--- START OF Items ---

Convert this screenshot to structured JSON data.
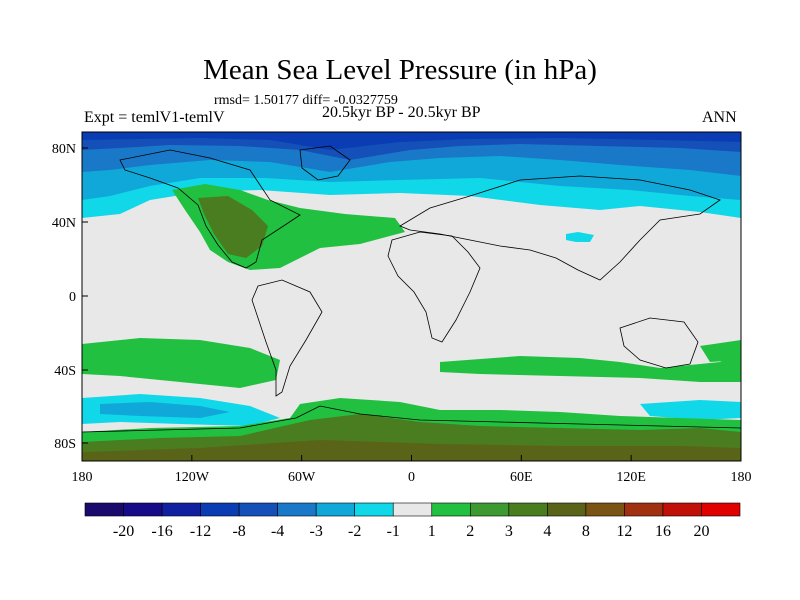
{
  "title": "Mean Sea Level Pressure (in hPa)",
  "stats": "rmsd= 1.50177 diff= -0.0327759",
  "experiment": "Expt = temlV1-temlV",
  "period": "20.5kyr BP - 20.5kyr BP",
  "season": "ANN",
  "lat_ticks": [
    "80N",
    "40N",
    "0",
    "40S",
    "80S"
  ],
  "lon_ticks": [
    "180",
    "120W",
    "60W",
    "0",
    "60E",
    "120E",
    "180"
  ],
  "colorbar": {
    "labels": [
      "-20",
      "-16",
      "-12",
      "-8",
      "-4",
      "-3",
      "-2",
      "-1",
      "1",
      "2",
      "3",
      "4",
      "8",
      "12",
      "16",
      "20"
    ],
    "colors": [
      "#1a0a6e",
      "#160c8a",
      "#1020a0",
      "#0a3cb4",
      "#1450b8",
      "#1a78c8",
      "#10a8d8",
      "#10d8e8",
      "#e8e8e8",
      "#22c040",
      "#3c9a30",
      "#4a7c20",
      "#5a6418",
      "#7a5414",
      "#a03010",
      "#c01008",
      "#e00000"
    ]
  }
}
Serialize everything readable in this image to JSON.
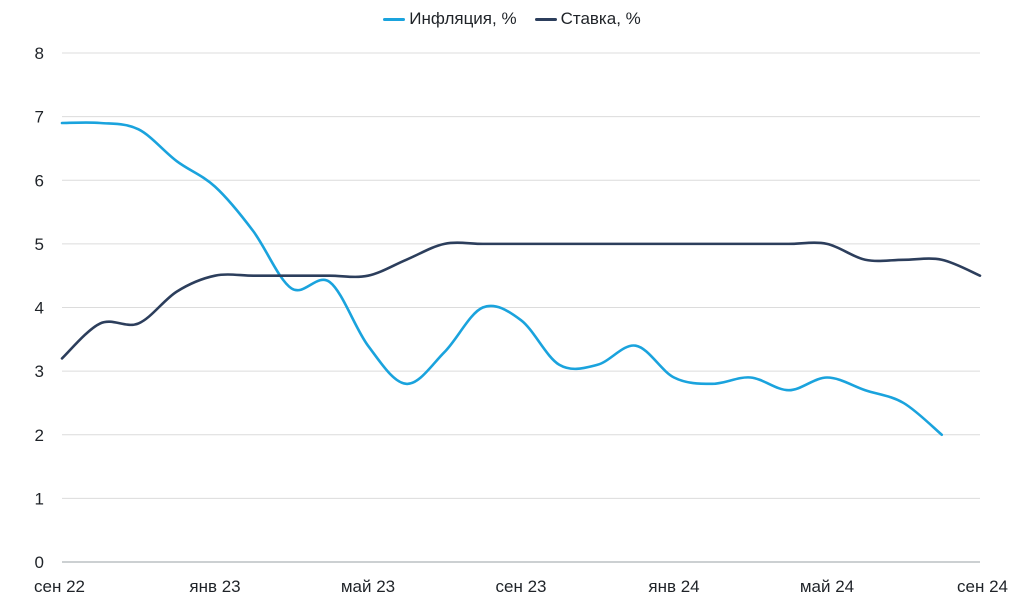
{
  "chart_data": {
    "type": "line",
    "title": "",
    "xlabel": "",
    "ylabel": "",
    "x_tick_labels": [
      "сен 22",
      "янв 23",
      "май 23",
      "сен 23",
      "янв 24",
      "май 24",
      "сен 24"
    ],
    "x_range": [
      "сен 22",
      "сен 24"
    ],
    "y_ticks": [
      0,
      1,
      2,
      3,
      4,
      5,
      6,
      7,
      8
    ],
    "ylim": [
      0,
      8
    ],
    "grid": "horizontal",
    "legend_position": "top-center",
    "series": [
      {
        "name": "Инфляция, %",
        "color": "#1aa3dd",
        "points": [
          [
            "сен 22",
            6.9
          ],
          [
            "окт 22",
            6.9
          ],
          [
            "ноя 22",
            6.8
          ],
          [
            "дек 22",
            6.3
          ],
          [
            "янв 23",
            5.9
          ],
          [
            "фев 23",
            5.2
          ],
          [
            "мар 23",
            4.3
          ],
          [
            "апр 23",
            4.4
          ],
          [
            "май 23",
            3.4
          ],
          [
            "июн 23",
            2.8
          ],
          [
            "июл 23",
            3.3
          ],
          [
            "авг 23",
            4.0
          ],
          [
            "сен 23",
            3.8
          ],
          [
            "окт 23",
            3.1
          ],
          [
            "ноя 23",
            3.1
          ],
          [
            "дек 23",
            3.4
          ],
          [
            "янв 24",
            2.9
          ],
          [
            "фев 24",
            2.8
          ],
          [
            "мар 24",
            2.9
          ],
          [
            "апр 24",
            2.7
          ],
          [
            "май 24",
            2.9
          ],
          [
            "июн 24",
            2.7
          ],
          [
            "июл 24",
            2.5
          ],
          [
            "авг 24",
            2.0
          ]
        ]
      },
      {
        "name": "Ставка, %",
        "color": "#2c3e5c",
        "points": [
          [
            "сен 22",
            3.2
          ],
          [
            "окт 22",
            3.75
          ],
          [
            "ноя 22",
            3.75
          ],
          [
            "дек 22",
            4.25
          ],
          [
            "янв 23",
            4.5
          ],
          [
            "фев 23",
            4.5
          ],
          [
            "мар 23",
            4.5
          ],
          [
            "апр 23",
            4.5
          ],
          [
            "май 23",
            4.5
          ],
          [
            "июн 23",
            4.75
          ],
          [
            "июл 23",
            5.0
          ],
          [
            "авг 23",
            5.0
          ],
          [
            "сен 23",
            5.0
          ],
          [
            "окт 23",
            5.0
          ],
          [
            "ноя 23",
            5.0
          ],
          [
            "дек 23",
            5.0
          ],
          [
            "янв 24",
            5.0
          ],
          [
            "фев 24",
            5.0
          ],
          [
            "мар 24",
            5.0
          ],
          [
            "апр 24",
            5.0
          ],
          [
            "май 24",
            5.0
          ],
          [
            "июн 24",
            4.75
          ],
          [
            "июл 24",
            4.75
          ],
          [
            "авг 24",
            4.75
          ],
          [
            "сен 24",
            4.5
          ]
        ]
      }
    ]
  }
}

--- END OF Items ---

Your task: All records should be output exactly, with the pictures left out.

Finished task:
Convert this screenshot to structured JSON data.
{
  "title": "Mean Sea Level Pressure (in hPa)",
  "stats": "rmsd= 1.50177 diff= -0.0327759",
  "experiment": "Expt = temlV1-temlV",
  "period": "20.5kyr BP - 20.5kyr BP",
  "season": "ANN",
  "lat_ticks": [
    "80N",
    "40N",
    "0",
    "40S",
    "80S"
  ],
  "lon_ticks": [
    "180",
    "120W",
    "60W",
    "0",
    "60E",
    "120E",
    "180"
  ],
  "colorbar": {
    "labels": [
      "-20",
      "-16",
      "-12",
      "-8",
      "-4",
      "-3",
      "-2",
      "-1",
      "1",
      "2",
      "3",
      "4",
      "8",
      "12",
      "16",
      "20"
    ],
    "colors": [
      "#1a0a6e",
      "#160c8a",
      "#1020a0",
      "#0a3cb4",
      "#1450b8",
      "#1a78c8",
      "#10a8d8",
      "#10d8e8",
      "#e8e8e8",
      "#22c040",
      "#3c9a30",
      "#4a7c20",
      "#5a6418",
      "#7a5414",
      "#a03010",
      "#c01008",
      "#e00000"
    ]
  }
}
Serialize everything readable in this image to JSON.
{
  "chart_data": {
    "type": "line",
    "title": "",
    "xlabel": "",
    "ylabel": "",
    "x_tick_labels": [
      "сен 22",
      "янв 23",
      "май 23",
      "сен 23",
      "янв 24",
      "май 24",
      "сен 24"
    ],
    "x_range": [
      "сен 22",
      "сен 24"
    ],
    "y_ticks": [
      0,
      1,
      2,
      3,
      4,
      5,
      6,
      7,
      8
    ],
    "ylim": [
      0,
      8
    ],
    "grid": "horizontal",
    "legend_position": "top-center",
    "series": [
      {
        "name": "Инфляция, %",
        "color": "#1aa3dd",
        "points": [
          [
            "сен 22",
            6.9
          ],
          [
            "окт 22",
            6.9
          ],
          [
            "ноя 22",
            6.8
          ],
          [
            "дек 22",
            6.3
          ],
          [
            "янв 23",
            5.9
          ],
          [
            "фев 23",
            5.2
          ],
          [
            "мар 23",
            4.3
          ],
          [
            "апр 23",
            4.4
          ],
          [
            "май 23",
            3.4
          ],
          [
            "июн 23",
            2.8
          ],
          [
            "июл 23",
            3.3
          ],
          [
            "авг 23",
            4.0
          ],
          [
            "сен 23",
            3.8
          ],
          [
            "окт 23",
            3.1
          ],
          [
            "ноя 23",
            3.1
          ],
          [
            "дек 23",
            3.4
          ],
          [
            "янв 24",
            2.9
          ],
          [
            "фев 24",
            2.8
          ],
          [
            "мар 24",
            2.9
          ],
          [
            "апр 24",
            2.7
          ],
          [
            "май 24",
            2.9
          ],
          [
            "июн 24",
            2.7
          ],
          [
            "июл 24",
            2.5
          ],
          [
            "авг 24",
            2.0
          ]
        ]
      },
      {
        "name": "Ставка, %",
        "color": "#2c3e5c",
        "points": [
          [
            "сен 22",
            3.2
          ],
          [
            "окт 22",
            3.75
          ],
          [
            "ноя 22",
            3.75
          ],
          [
            "дек 22",
            4.25
          ],
          [
            "янв 23",
            4.5
          ],
          [
            "фев 23",
            4.5
          ],
          [
            "мар 23",
            4.5
          ],
          [
            "апр 23",
            4.5
          ],
          [
            "май 23",
            4.5
          ],
          [
            "июн 23",
            4.75
          ],
          [
            "июл 23",
            5.0
          ],
          [
            "авг 23",
            5.0
          ],
          [
            "сен 23",
            5.0
          ],
          [
            "окт 23",
            5.0
          ],
          [
            "ноя 23",
            5.0
          ],
          [
            "дек 23",
            5.0
          ],
          [
            "янв 24",
            5.0
          ],
          [
            "фев 24",
            5.0
          ],
          [
            "мар 24",
            5.0
          ],
          [
            "апр 24",
            5.0
          ],
          [
            "май 24",
            5.0
          ],
          [
            "июн 24",
            4.75
          ],
          [
            "июл 24",
            4.75
          ],
          [
            "авг 24",
            4.75
          ],
          [
            "сен 24",
            4.5
          ]
        ]
      }
    ]
  }
}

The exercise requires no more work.